__What to do__.
Which lines contain the word "Values"? Return each of them as written.

Figure data in JSON
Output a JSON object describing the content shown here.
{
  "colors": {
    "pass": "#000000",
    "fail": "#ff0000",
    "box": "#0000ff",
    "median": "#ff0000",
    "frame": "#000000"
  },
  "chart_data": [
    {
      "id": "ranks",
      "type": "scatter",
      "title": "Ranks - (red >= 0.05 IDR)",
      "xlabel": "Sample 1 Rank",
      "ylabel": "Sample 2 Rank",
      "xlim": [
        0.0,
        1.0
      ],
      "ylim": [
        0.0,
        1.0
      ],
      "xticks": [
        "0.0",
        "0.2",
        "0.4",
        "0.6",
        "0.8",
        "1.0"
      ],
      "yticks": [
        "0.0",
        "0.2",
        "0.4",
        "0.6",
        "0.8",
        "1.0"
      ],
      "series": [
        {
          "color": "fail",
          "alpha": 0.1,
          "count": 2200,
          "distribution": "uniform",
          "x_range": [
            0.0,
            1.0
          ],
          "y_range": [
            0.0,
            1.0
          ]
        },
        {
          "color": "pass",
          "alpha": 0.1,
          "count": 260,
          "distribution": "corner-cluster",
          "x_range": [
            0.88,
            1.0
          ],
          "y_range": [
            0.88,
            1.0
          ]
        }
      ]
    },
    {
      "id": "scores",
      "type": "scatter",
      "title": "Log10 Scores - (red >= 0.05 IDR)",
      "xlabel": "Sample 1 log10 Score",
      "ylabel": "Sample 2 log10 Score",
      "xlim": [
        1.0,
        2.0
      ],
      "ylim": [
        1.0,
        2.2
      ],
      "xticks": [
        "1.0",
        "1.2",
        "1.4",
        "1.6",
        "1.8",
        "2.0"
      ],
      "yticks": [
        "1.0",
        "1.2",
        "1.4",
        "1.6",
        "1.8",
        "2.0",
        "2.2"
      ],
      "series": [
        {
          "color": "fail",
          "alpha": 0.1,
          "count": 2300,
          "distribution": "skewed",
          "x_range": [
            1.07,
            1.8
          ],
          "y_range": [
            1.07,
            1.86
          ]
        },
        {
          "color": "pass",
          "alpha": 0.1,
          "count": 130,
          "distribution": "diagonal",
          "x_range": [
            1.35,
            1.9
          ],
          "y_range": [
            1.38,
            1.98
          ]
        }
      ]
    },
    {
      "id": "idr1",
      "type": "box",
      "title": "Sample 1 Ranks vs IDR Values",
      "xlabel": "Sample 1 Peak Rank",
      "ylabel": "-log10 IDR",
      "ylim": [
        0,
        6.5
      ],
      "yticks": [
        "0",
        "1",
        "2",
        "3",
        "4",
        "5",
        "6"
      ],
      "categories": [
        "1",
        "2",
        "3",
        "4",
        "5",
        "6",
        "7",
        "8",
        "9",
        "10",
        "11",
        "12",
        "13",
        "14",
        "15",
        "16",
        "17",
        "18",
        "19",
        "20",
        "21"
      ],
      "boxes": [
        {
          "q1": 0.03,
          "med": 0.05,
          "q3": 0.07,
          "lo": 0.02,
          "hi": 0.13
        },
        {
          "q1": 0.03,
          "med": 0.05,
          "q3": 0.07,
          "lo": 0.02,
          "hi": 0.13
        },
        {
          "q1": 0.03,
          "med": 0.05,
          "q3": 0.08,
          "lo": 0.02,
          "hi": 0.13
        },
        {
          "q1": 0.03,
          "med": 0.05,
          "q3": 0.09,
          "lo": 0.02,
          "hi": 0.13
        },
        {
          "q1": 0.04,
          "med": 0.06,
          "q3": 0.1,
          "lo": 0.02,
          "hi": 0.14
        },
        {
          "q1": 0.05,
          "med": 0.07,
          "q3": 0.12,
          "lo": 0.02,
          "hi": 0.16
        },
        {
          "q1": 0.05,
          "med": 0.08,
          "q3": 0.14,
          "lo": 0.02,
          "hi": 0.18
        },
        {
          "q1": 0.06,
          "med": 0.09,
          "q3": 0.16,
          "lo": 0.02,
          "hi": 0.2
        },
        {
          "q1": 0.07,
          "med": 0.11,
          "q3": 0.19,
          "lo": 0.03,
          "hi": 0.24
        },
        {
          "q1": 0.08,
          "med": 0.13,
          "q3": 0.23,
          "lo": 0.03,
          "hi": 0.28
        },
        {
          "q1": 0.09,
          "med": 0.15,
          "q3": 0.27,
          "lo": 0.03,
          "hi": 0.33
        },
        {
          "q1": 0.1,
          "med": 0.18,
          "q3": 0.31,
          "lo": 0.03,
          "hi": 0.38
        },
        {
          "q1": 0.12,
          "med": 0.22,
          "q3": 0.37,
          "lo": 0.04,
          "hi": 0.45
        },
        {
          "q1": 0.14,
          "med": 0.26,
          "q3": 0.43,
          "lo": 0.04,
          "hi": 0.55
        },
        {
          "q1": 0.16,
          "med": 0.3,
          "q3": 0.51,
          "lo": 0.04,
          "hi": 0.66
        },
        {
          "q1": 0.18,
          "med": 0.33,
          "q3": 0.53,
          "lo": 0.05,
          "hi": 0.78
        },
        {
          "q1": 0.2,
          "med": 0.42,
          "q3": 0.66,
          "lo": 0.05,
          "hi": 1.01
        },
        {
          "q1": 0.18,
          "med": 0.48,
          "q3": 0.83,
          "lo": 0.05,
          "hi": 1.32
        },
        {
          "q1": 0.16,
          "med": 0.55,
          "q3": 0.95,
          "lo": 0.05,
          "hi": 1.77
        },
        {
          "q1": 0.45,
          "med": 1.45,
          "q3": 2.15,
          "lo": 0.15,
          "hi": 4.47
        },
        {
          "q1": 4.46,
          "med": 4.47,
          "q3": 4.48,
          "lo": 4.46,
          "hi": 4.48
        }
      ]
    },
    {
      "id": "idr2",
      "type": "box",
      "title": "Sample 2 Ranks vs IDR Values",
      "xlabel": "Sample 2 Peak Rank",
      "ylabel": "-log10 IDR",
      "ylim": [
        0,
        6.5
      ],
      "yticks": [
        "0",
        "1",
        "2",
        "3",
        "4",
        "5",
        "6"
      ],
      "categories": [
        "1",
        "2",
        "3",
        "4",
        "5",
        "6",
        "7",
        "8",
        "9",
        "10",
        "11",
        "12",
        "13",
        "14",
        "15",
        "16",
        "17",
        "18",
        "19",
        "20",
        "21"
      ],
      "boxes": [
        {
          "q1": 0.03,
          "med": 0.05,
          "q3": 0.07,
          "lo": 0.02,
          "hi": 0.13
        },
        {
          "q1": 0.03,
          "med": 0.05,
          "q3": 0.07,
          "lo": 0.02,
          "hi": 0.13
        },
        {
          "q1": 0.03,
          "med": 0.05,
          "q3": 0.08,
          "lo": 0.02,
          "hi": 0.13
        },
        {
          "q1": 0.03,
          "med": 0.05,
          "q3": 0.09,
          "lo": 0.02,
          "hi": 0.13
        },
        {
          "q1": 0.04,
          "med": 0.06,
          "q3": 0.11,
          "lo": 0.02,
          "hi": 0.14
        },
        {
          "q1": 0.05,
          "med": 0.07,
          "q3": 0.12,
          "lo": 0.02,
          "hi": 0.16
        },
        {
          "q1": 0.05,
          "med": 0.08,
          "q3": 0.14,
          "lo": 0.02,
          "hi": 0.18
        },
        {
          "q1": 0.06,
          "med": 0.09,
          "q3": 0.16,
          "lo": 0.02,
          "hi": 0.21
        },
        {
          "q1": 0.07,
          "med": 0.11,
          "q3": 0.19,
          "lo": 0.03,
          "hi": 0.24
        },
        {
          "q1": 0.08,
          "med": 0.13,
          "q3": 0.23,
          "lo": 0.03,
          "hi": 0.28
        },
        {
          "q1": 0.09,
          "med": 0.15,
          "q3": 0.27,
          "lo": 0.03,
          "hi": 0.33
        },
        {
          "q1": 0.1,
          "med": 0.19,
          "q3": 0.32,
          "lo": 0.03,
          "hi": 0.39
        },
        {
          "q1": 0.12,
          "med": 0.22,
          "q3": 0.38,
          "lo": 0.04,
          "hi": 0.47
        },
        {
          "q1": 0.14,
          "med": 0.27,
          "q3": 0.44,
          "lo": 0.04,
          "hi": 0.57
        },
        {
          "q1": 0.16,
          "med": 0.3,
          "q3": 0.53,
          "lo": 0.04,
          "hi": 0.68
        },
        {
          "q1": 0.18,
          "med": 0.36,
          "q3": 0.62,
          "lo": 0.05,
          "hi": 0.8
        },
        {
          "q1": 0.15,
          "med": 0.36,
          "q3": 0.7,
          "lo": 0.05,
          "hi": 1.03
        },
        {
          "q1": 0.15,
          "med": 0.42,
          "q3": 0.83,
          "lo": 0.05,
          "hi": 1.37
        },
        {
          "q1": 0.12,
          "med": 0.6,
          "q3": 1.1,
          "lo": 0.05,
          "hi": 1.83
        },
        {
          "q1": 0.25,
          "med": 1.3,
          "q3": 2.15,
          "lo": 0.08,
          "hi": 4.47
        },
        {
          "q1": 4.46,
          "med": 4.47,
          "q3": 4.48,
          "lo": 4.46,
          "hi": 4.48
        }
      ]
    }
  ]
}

__Full response__.
      "title": "Sample 1 Ranks vs IDR Values",
      "title": "Sample 2 Ranks vs IDR Values",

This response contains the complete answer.